** START Supplied records **

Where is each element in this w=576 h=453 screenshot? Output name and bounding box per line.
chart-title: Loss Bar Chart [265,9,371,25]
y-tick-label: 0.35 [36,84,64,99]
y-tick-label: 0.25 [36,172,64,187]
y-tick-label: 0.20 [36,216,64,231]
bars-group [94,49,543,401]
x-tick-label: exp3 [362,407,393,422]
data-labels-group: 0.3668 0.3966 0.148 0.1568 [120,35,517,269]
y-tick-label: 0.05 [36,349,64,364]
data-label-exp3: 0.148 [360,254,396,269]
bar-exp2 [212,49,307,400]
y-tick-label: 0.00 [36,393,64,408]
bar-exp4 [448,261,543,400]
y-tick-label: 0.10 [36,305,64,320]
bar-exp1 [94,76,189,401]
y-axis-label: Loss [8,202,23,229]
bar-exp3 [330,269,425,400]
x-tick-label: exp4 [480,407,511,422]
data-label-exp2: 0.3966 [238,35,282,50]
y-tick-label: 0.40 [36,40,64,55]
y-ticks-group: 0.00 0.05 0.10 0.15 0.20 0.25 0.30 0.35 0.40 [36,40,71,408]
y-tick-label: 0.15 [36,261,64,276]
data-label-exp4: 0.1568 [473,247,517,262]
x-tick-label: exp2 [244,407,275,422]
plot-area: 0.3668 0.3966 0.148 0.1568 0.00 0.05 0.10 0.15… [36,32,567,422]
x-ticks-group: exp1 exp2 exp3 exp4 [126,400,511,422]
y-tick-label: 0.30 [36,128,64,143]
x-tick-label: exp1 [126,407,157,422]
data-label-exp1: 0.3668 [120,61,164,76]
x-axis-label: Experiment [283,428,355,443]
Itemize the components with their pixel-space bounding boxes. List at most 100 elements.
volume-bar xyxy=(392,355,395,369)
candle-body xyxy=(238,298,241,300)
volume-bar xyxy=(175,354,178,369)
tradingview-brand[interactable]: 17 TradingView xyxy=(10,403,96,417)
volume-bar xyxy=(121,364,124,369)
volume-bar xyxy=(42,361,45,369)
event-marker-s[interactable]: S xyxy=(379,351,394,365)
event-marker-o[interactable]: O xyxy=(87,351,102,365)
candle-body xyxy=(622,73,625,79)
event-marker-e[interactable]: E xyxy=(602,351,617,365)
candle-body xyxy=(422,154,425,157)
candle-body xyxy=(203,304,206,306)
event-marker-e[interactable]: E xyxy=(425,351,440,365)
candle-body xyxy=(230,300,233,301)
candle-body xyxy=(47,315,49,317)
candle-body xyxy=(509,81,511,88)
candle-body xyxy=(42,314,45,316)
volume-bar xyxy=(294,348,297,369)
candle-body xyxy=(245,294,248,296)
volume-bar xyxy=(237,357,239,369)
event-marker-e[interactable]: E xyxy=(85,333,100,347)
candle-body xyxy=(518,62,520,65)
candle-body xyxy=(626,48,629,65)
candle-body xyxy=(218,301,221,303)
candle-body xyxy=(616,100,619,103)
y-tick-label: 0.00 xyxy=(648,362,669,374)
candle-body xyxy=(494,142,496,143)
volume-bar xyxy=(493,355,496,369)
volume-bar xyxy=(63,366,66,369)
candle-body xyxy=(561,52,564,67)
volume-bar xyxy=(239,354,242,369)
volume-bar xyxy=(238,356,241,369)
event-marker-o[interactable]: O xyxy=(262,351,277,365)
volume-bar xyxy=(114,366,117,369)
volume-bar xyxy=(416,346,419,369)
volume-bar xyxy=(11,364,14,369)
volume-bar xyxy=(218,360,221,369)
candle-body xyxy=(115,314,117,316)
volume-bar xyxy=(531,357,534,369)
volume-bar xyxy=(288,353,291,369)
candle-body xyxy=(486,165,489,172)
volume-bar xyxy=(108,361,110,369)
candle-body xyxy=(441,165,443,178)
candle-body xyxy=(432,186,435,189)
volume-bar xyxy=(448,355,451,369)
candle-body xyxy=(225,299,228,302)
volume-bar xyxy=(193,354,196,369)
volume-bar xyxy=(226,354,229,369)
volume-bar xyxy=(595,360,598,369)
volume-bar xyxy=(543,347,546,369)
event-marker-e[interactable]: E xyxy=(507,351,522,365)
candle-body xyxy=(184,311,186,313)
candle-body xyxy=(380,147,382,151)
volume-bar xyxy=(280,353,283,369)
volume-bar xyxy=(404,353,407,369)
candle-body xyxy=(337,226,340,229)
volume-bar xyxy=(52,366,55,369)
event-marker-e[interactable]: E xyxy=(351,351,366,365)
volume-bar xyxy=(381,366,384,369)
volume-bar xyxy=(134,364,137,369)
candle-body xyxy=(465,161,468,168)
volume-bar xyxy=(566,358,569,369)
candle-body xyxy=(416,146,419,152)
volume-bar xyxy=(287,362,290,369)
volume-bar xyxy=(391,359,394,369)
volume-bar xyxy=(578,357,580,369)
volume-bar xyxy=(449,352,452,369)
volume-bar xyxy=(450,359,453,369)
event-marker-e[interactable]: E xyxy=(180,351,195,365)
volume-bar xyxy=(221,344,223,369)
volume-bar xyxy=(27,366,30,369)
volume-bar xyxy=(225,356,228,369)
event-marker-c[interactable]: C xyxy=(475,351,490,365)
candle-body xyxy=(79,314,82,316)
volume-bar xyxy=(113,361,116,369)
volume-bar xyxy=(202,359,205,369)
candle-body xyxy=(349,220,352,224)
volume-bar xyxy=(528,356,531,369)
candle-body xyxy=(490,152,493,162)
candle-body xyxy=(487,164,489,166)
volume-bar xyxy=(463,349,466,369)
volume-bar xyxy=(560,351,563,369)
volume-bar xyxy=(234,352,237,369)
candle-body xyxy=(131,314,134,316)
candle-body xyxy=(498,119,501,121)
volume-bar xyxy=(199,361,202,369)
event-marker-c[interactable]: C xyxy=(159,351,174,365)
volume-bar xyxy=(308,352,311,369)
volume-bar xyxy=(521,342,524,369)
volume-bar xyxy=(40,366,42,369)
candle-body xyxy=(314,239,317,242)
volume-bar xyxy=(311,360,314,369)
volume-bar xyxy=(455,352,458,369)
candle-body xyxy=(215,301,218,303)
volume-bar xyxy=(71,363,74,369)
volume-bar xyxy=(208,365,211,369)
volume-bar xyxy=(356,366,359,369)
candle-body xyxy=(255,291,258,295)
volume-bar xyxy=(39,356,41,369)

** END Supplied records **

Reproduce everything from the start of the material above down to the line containing "volume-bar xyxy=(175,354,178,369)", with that final line included, copying each line verbatim.

- Reply:
Where is each element in this w=576 h=453 screenshot? Output name and bounding box per line.
chart-title: Loss Bar Chart [265,9,371,25]
y-tick-label: 0.35 [36,84,64,99]
y-tick-label: 0.25 [36,172,64,187]
y-tick-label: 0.20 [36,216,64,231]
bars-group [94,49,543,401]
x-tick-label: exp3 [362,407,393,422]
data-labels-group: 0.3668 0.3966 0.148 0.1568 [120,35,517,269]
y-tick-label: 0.05 [36,349,64,364]
data-label-exp3: 0.148 [360,254,396,269]
bar-exp2 [212,49,307,400]
y-tick-label: 0.00 [36,393,64,408]
bar-exp4 [448,261,543,400]
y-tick-label: 0.10 [36,305,64,320]
bar-exp1 [94,76,189,401]
y-axis-label: Loss [8,202,23,229]
bar-exp3 [330,269,425,400]
x-tick-label: exp4 [480,407,511,422]
data-label-exp2: 0.3966 [238,35,282,50]
y-tick-label: 0.40 [36,40,64,55]
y-ticks-group: 0.00 0.05 0.10 0.15 0.20 0.25 0.30 0.35 0.40 [36,40,71,408]
y-tick-label: 0.15 [36,261,64,276]
data-label-exp4: 0.1568 [473,247,517,262]
x-tick-label: exp2 [244,407,275,422]
plot-area: 0.3668 0.3966 0.148 0.1568 0.00 0.05 0.10 0.15… [36,32,567,422]
x-ticks-group: exp1 exp2 exp3 exp4 [126,400,511,422]
y-tick-label: 0.30 [36,128,64,143]
x-tick-label: exp1 [126,407,157,422]
data-label-exp1: 0.3668 [120,61,164,76]
x-axis-label: Experiment [283,428,355,443]
Itemize the components with their pixel-space bounding boxes. List at most 100 elements.
volume-bar xyxy=(392,355,395,369)
candle-body xyxy=(238,298,241,300)
volume-bar xyxy=(175,354,178,369)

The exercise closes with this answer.